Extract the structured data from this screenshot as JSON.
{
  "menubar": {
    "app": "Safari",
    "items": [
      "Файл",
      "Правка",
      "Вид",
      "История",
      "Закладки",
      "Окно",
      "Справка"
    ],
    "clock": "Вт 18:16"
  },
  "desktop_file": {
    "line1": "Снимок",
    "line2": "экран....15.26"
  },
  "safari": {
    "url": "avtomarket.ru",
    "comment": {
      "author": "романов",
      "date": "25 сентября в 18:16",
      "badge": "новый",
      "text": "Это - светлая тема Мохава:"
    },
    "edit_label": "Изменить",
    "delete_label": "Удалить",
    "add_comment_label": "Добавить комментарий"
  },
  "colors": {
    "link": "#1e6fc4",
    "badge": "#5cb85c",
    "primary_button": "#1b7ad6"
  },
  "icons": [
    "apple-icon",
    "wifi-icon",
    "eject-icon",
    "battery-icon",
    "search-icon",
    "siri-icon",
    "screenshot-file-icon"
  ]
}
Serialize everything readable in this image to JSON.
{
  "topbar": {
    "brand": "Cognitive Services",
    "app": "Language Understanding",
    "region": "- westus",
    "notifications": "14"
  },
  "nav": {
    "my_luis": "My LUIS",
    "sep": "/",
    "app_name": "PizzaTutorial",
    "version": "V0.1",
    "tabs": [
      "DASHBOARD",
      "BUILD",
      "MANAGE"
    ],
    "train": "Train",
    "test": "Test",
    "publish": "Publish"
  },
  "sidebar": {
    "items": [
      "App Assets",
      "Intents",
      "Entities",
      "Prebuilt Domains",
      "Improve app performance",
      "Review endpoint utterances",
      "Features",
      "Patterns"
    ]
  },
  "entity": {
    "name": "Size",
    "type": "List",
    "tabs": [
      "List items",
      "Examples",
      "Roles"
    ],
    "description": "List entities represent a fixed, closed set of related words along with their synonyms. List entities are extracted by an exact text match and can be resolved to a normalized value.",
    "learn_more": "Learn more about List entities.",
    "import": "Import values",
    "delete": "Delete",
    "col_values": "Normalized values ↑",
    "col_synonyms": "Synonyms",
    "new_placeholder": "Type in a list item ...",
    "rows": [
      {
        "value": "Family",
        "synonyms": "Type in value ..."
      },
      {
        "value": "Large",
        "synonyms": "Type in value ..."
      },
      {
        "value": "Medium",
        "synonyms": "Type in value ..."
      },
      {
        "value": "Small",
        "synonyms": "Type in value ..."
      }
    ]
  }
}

#####

» **To be done**
Write every entry out again exactly.

» **Answer to this problem**
Extract the structured data from this screenshot as JSON.
{
  "menubar": {
    "app": "Safari",
    "items": [
      "Файл",
      "Правка",
      "Вид",
      "История",
      "Закладки",
      "Окно",
      "Справка"
    ],
    "clock": "Вт 18:16"
  },
  "desktop_file": {
    "line1": "Снимок",
    "line2": "экран....15.26"
  },
  "safari": {
    "url": "avtomarket.ru",
    "comment": {
      "author": "романов",
      "date": "25 сентября в 18:16",
      "badge": "новый",
      "text": "Это - светлая тема Мохава:"
    },
    "edit_label": "Изменить",
    "delete_label": "Удалить",
    "add_comment_label": "Добавить комментарий"
  },
  "colors": {
    "link": "#1e6fc4",
    "badge": "#5cb85c",
    "primary_button": "#1b7ad6"
  },
  "icons": [
    "apple-icon",
    "wifi-icon",
    "eject-icon",
    "battery-icon",
    "search-icon",
    "siri-icon",
    "screenshot-file-icon"
  ]
}
Serialize everything readable in this image to JSON.
{
  "topbar": {
    "brand": "Cognitive Services",
    "app": "Language Understanding",
    "region": "- westus",
    "notifications": "14"
  },
  "nav": {
    "my_luis": "My LUIS",
    "sep": "/",
    "app_name": "PizzaTutorial",
    "version": "V0.1",
    "tabs": [
      "DASHBOARD",
      "BUILD",
      "MANAGE"
    ],
    "train": "Train",
    "test": "Test",
    "publish": "Publish"
  },
  "sidebar": {
    "items": [
      "App Assets",
      "Intents",
      "Entities",
      "Prebuilt Domains",
      "Improve app performance",
      "Review endpoint utterances",
      "Features",
      "Patterns"
    ]
  },
  "entity": {
    "name": "Size",
    "type": "List",
    "tabs": [
      "List items",
      "Examples",
      "Roles"
    ],
    "description": "List entities represent a fixed, closed set of related words along with their synonyms. List entities are extracted by an exact text match and can be resolved to a normalized value.",
    "learn_more": "Learn more about List entities.",
    "import": "Import values",
    "delete": "Delete",
    "col_values": "Normalized values ↑",
    "col_synonyms": "Synonyms",
    "new_placeholder": "Type in a list item ...",
    "rows": [
      {
        "value": "Family",
        "synonyms": "Type in value ..."
      },
      {
        "value": "Large",
        "synonyms": "Type in value ..."
      },
      {
        "value": "Medium",
        "synonyms": "Type in value ..."
      },
      {
        "value": "Small",
        "synonyms": "Type in value ..."
      }
    ]
  }
}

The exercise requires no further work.